## WHAT THE EXERCISE ASKS
Omit all images. Write out the rest of the material exactly.

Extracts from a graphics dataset
• • • •

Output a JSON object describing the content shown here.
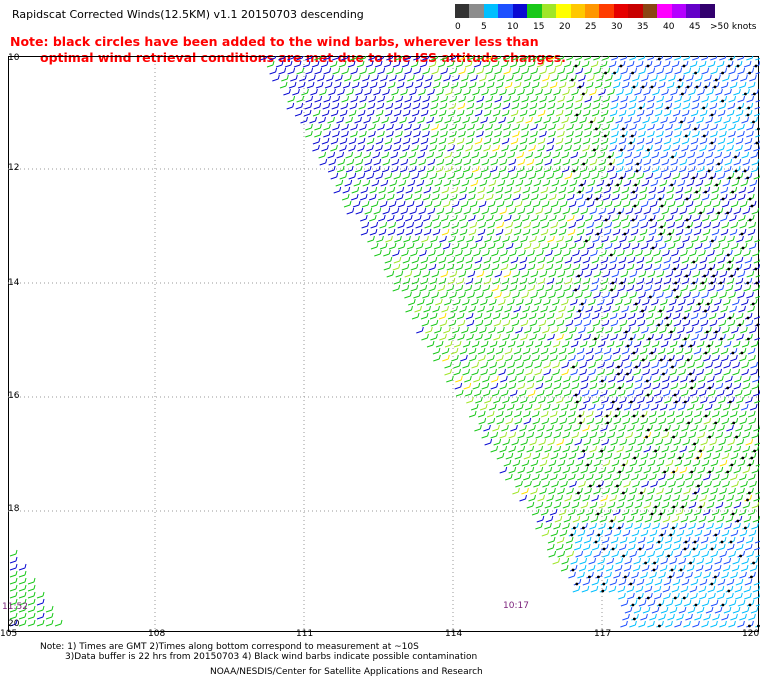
{
  "title": "Rapidscat Corrected Winds(12.5KM) v1.1 20150703 descending",
  "note_lines": [
    "Note: black circles have been added to the wind barbs, wherever less than",
    "optimal wind retrieval conditions are met due to the ISS attitude changes."
  ],
  "legend": {
    "unit": ">50 knots",
    "ticks": [
      "0",
      "5",
      "10",
      "15",
      "20",
      "25",
      "30",
      "35",
      "40",
      "45"
    ],
    "colors": [
      "#333333",
      "#8c8c8c",
      "#00bfff",
      "#1e50ff",
      "#0a0ad2",
      "#19c819",
      "#a0e628",
      "#ffff00",
      "#ffc800",
      "#ff9600",
      "#ff3c00",
      "#e60000",
      "#c80000",
      "#8b4513",
      "#ff00ff",
      "#b400ff",
      "#6400c8",
      "#32006e"
    ]
  },
  "axes": {
    "lat_labels": [
      "10",
      "12",
      "14",
      "16",
      "18",
      "20"
    ],
    "lon_labels": [
      "105",
      "108",
      "111",
      "114",
      "117",
      "120"
    ]
  },
  "time_labels": [
    "11:52",
    "10:17"
  ],
  "footer": {
    "line1": "Note: 1) Times are GMT 2)Times along bottom correspond to measurement at ~10S",
    "line2": "3)Data buffer is 22 hrs from 20150703 4) Black wind barbs indicate possible contamination",
    "line3": "NOAA/NESDIS/Center for Satellite Applications and Research"
  }
}
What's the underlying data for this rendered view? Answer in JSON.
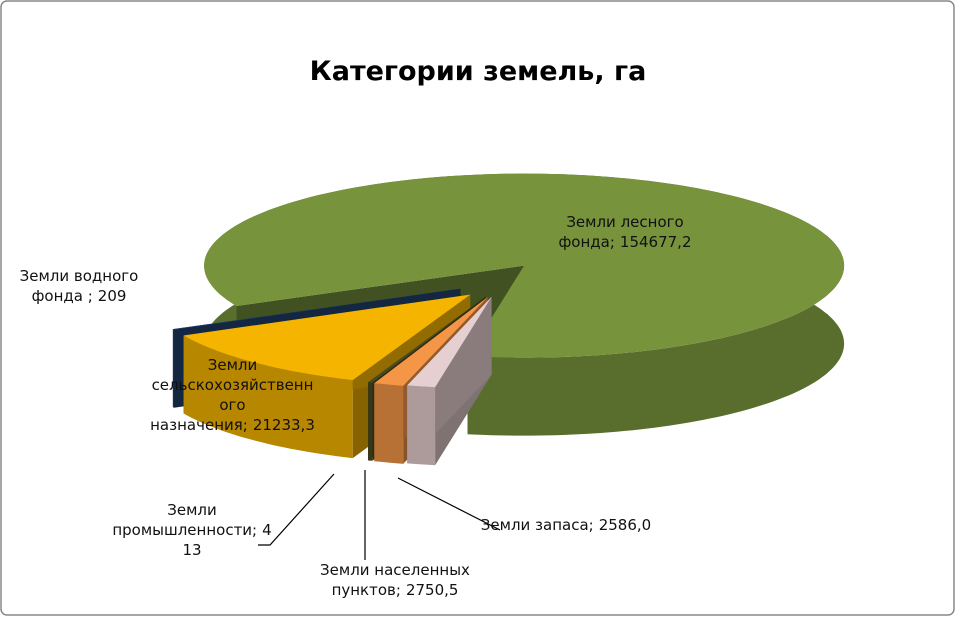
{
  "chart_data": {
    "type": "pie",
    "title": "Категории земель, га",
    "categories": [
      "Земли лесного фонда;",
      "Земли запаса;",
      "Земли населенных пунктов;",
      "Земли промышленности;",
      "Земли сельскохозяйственного назначения;",
      "Земли водного фонда ;"
    ],
    "values": [
      154677.2,
      2586.0,
      2750.5,
      413,
      21233.3,
      209
    ],
    "value_labels": [
      "154677,2",
      "2586,0",
      "2750,5",
      "413",
      "21233,3",
      "209"
    ],
    "colors": [
      "#77933c",
      "#e6cfd0",
      "#f59647",
      "#4a4a20",
      "#f4b400",
      "#1f3f6e"
    ]
  }
}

• • • •

## ANSWER
Output a JSON object describing the content shown here.
{
  "title": "Rapidscat Corrected Winds(12.5KM) v1.1 20150703 descending",
  "note_lines": [
    "Note: black circles have been added to the wind barbs, wherever less than",
    "optimal wind retrieval conditions are met due to the ISS attitude changes."
  ],
  "legend": {
    "unit": ">50 knots",
    "ticks": [
      "0",
      "5",
      "10",
      "15",
      "20",
      "25",
      "30",
      "35",
      "40",
      "45"
    ],
    "colors": [
      "#333333",
      "#8c8c8c",
      "#00bfff",
      "#1e50ff",
      "#0a0ad2",
      "#19c819",
      "#a0e628",
      "#ffff00",
      "#ffc800",
      "#ff9600",
      "#ff3c00",
      "#e60000",
      "#c80000",
      "#8b4513",
      "#ff00ff",
      "#b400ff",
      "#6400c8",
      "#32006e"
    ]
  },
  "axes": {
    "lat_labels": [
      "10",
      "12",
      "14",
      "16",
      "18",
      "20"
    ],
    "lon_labels": [
      "105",
      "108",
      "111",
      "114",
      "117",
      "120"
    ]
  },
  "time_labels": [
    "11:52",
    "10:17"
  ],
  "footer": {
    "line1": "Note: 1) Times are GMT 2)Times along bottom correspond to measurement at ~10S",
    "line2": "3)Data buffer is 22 hrs from 20150703 4) Black wind barbs indicate possible contamination",
    "line3": "NOAA/NESDIS/Center for Satellite Applications and Research"
  }
}
What's the underlying data for this rendered view? Answer in JSON.
{
  "chart_data": {
    "type": "pie",
    "title": "Категории земель, га",
    "categories": [
      "Земли лесного фонда;",
      "Земли запаса;",
      "Земли населенных пунктов;",
      "Земли промышленности;",
      "Земли сельскохозяйственного назначения;",
      "Земли водного фонда ;"
    ],
    "values": [
      154677.2,
      2586.0,
      2750.5,
      413,
      21233.3,
      209
    ],
    "value_labels": [
      "154677,2",
      "2586,0",
      "2750,5",
      "413",
      "21233,3",
      "209"
    ],
    "colors": [
      "#77933c",
      "#e6cfd0",
      "#f59647",
      "#4a4a20",
      "#f4b400",
      "#1f3f6e"
    ]
  }
}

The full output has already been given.